Repeat all entries exactly.
⁂
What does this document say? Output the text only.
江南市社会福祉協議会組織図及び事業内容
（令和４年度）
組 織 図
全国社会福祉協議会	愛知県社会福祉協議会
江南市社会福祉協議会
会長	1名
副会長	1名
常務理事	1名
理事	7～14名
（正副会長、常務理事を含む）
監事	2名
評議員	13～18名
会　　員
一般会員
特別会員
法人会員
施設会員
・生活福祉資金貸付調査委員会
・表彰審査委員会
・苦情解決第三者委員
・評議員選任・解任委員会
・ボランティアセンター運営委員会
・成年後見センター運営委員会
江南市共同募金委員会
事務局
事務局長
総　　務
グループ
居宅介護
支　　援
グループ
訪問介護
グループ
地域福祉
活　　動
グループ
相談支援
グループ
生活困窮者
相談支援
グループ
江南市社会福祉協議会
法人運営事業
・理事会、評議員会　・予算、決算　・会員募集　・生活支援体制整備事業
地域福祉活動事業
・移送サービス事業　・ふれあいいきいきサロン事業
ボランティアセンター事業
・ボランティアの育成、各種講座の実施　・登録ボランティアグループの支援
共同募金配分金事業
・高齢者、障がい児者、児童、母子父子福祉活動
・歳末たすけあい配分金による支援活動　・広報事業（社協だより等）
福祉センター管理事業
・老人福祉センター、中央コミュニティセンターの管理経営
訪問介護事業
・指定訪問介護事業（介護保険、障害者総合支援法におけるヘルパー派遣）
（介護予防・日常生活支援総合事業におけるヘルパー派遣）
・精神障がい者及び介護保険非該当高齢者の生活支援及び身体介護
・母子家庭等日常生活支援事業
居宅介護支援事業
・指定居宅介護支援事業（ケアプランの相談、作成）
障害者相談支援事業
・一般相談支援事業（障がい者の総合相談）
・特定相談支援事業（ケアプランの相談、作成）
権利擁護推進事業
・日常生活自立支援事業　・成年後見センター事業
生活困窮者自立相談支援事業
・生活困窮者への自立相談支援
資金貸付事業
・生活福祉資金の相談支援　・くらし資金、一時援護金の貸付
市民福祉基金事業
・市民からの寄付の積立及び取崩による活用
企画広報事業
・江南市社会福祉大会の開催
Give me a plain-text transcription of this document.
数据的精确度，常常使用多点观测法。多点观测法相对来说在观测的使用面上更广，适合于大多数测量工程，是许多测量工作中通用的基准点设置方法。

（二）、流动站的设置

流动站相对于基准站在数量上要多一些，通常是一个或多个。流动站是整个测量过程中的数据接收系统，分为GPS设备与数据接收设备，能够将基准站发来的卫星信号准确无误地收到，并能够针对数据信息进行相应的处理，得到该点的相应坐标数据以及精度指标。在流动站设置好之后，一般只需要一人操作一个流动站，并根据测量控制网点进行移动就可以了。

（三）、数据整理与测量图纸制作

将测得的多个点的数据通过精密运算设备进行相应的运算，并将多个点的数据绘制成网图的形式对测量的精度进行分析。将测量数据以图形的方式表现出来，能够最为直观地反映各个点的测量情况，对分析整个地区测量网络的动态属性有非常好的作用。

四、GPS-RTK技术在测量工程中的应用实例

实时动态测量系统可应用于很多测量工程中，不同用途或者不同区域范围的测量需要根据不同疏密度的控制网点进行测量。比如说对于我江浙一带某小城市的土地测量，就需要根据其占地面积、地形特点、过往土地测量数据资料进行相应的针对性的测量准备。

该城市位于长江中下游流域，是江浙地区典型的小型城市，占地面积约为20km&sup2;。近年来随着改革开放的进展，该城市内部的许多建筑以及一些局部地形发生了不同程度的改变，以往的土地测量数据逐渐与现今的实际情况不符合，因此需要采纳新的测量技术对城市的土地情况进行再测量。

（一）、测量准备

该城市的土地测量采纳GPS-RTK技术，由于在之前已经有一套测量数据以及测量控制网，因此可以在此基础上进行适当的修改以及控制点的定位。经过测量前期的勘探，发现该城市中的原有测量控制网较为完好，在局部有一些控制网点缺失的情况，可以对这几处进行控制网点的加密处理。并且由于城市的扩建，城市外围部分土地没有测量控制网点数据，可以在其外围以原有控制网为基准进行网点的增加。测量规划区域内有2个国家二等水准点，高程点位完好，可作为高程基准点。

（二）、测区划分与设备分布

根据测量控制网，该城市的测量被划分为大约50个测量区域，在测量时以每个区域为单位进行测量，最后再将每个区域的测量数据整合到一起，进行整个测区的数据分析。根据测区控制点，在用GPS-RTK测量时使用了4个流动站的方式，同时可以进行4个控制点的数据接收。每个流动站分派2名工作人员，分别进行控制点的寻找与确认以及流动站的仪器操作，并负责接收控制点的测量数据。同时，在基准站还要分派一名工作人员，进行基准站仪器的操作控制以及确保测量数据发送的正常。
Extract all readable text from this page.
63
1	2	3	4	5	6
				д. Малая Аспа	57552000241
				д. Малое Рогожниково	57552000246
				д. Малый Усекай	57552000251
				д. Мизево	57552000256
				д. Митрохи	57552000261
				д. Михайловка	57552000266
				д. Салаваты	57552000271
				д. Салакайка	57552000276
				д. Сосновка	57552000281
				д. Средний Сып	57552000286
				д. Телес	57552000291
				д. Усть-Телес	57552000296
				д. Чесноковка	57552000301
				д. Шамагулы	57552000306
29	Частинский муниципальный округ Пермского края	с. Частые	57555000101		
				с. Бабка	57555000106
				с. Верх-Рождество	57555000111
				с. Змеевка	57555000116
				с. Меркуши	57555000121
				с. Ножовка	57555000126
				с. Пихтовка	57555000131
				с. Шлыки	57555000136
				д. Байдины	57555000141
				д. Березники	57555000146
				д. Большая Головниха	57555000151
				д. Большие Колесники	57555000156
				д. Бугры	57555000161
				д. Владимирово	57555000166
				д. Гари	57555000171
⁂
### Exercise result
What does this document say? Output the text only.
江南市社会福祉協議会組織図及び事業内容
（令和４年度）
組 織 図
全国社会福祉協議会	愛知県社会福祉協議会
江南市社会福祉協議会
会長	1名
副会長	1名
常務理事	1名
理事	7～14名
（正副会長、常務理事を含む）
監事	2名
評議員	13～18名
会　　員
一般会員
特別会員
法人会員
施設会員
・生活福祉資金貸付調査委員会
・表彰審査委員会
・苦情解決第三者委員
・評議員選任・解任委員会
・ボランティアセンター運営委員会
・成年後見センター運営委員会
江南市共同募金委員会
事務局
事務局長
総　　務
グループ
居宅介護
支　　援
グループ
訪問介護
グループ
地域福祉
活　　動
グループ
相談支援
グループ
生活困窮者
相談支援
グループ
江南市社会福祉協議会
法人運営事業
・理事会、評議員会　・予算、決算　・会員募集　・生活支援体制整備事業
地域福祉活動事業
・移送サービス事業　・ふれあいいきいきサロン事業
ボランティアセンター事業
・ボランティアの育成、各種講座の実施　・登録ボランティアグループの支援
共同募金配分金事業
・高齢者、障がい児者、児童、母子父子福祉活動
・歳末たすけあい配分金による支援活動　・広報事業（社協だより等）
福祉センター管理事業
・老人福祉センター、中央コミュニティセンターの管理経営
訪問介護事業
・指定訪問介護事業（介護保険、障害者総合支援法におけるヘルパー派遣）
（介護予防・日常生活支援総合事業におけるヘルパー派遣）
・精神障がい者及び介護保険非該当高齢者の生活支援及び身体介護
・母子家庭等日常生活支援事業
居宅介護支援事業
・指定居宅介護支援事業（ケアプランの相談、作成）
障害者相談支援事業
・一般相談支援事業（障がい者の総合相談）
・特定相談支援事業（ケアプランの相談、作成）
権利擁護推進事業
・日常生活自立支援事業　・成年後見センター事業
生活困窮者自立相談支援事業
・生活困窮者への自立相談支援
資金貸付事業
・生活福祉資金の相談支援　・くらし資金、一時援護金の貸付
市民福祉基金事業
・市民からの寄付の積立及び取崩による活用
企画広報事業
・江南市社会福祉大会の開催
Give me a plain-text transcription of this document.
数据的精确度，常常使用多点观测法。多点观测法相对来说在观测的使用面上更广，适合于大多数测量工程，是许多测量工作中通用的基准点设置方法。

（二）、流动站的设置

流动站相对于基准站在数量上要多一些，通常是一个或多个。流动站是整个测量过程中的数据接收系统，分为GPS设备与数据接收设备，能够将基准站发来的卫星信号准确无误地收到，并能够针对数据信息进行相应的处理，得到该点的相应坐标数据以及精度指标。在流动站设置好之后，一般只需要一人操作一个流动站，并根据测量控制网点进行移动就可以了。

（三）、数据整理与测量图纸制作

将测得的多个点的数据通过精密运算设备进行相应的运算，并将多个点的数据绘制成网图的形式对测量的精度进行分析。将测量数据以图形的方式表现出来，能够最为直观地反映各个点的测量情况，对分析整个地区测量网络的动态属性有非常好的作用。

四、GPS-RTK技术在测量工程中的应用实例

实时动态测量系统可应用于很多测量工程中，不同用途或者不同区域范围的测量需要根据不同疏密度的控制网点进行测量。比如说对于我江浙一带某小城市的土地测量，就需要根据其占地面积、地形特点、过往土地测量数据资料进行相应的针对性的测量准备。

该城市位于长江中下游流域，是江浙地区典型的小型城市，占地面积约为20km&sup2;。近年来随着改革开放的进展，该城市内部的许多建筑以及一些局部地形发生了不同程度的改变，以往的土地测量数据逐渐与现今的实际情况不符合，因此需要采纳新的测量技术对城市的土地情况进行再测量。

（一）、测量准备

该城市的土地测量采纳GPS-RTK技术，由于在之前已经有一套测量数据以及测量控制网，因此可以在此基础上进行适当的修改以及控制点的定位。经过测量前期的勘探，发现该城市中的原有测量控制网较为完好，在局部有一些控制网点缺失的情况，可以对这几处进行控制网点的加密处理。并且由于城市的扩建，城市外围部分土地没有测量控制网点数据，可以在其外围以原有控制网为基准进行网点的增加。测量规划区域内有2个国家二等水准点，高程点位完好，可作为高程基准点。

（二）、测区划分与设备分布

根据测量控制网，该城市的测量被划分为大约50个测量区域，在测量时以每个区域为单位进行测量，最后再将每个区域的测量数据整合到一起，进行整个测区的数据分析。根据测区控制点，在用GPS-RTK测量时使用了4个流动站的方式，同时可以进行4个控制点的数据接收。每个流动站分派2名工作人员，分别进行控制点的寻找与确认以及流动站的仪器操作，并负责接收控制点的测量数据。同时，在基准站还要分派一名工作人员，进行基准站仪器的操作控制以及确保测量数据发送的正常。
Extract all readable text from this page.
63
1	2	3	4	5	6
				д. Малая Аспа	57552000241
				д. Малое Рогожниково	57552000246
				д. Малый Усекай	57552000251
				д. Мизево	57552000256
				д. Митрохи	57552000261
				д. Михайловка	57552000266
				д. Салаваты	57552000271
				д. Салакайка	57552000276
				д. Сосновка	57552000281
				д. Средний Сып	57552000286
				д. Телес	57552000291
				д. Усть-Телес	57552000296
				д. Чесноковка	57552000301
				д. Шамагулы	57552000306
29	Частинский муниципальный округ Пермского края	с. Частые	57555000101		
				с. Бабка	57555000106
				с. Верх-Рождество	57555000111
				с. Змеевка	57555000116
				с. Меркуши	57555000121
				с. Ножовка	57555000126
				с. Пихтовка	57555000131
				с. Шлыки	57555000136
				д. Байдины	57555000141
				д. Березники	57555000146
				д. Большая Головниха	57555000151
				д. Большие Колесники	57555000156
				д. Бугры	57555000161
				д. Владимирово	57555000166
				д. Гари	57555000171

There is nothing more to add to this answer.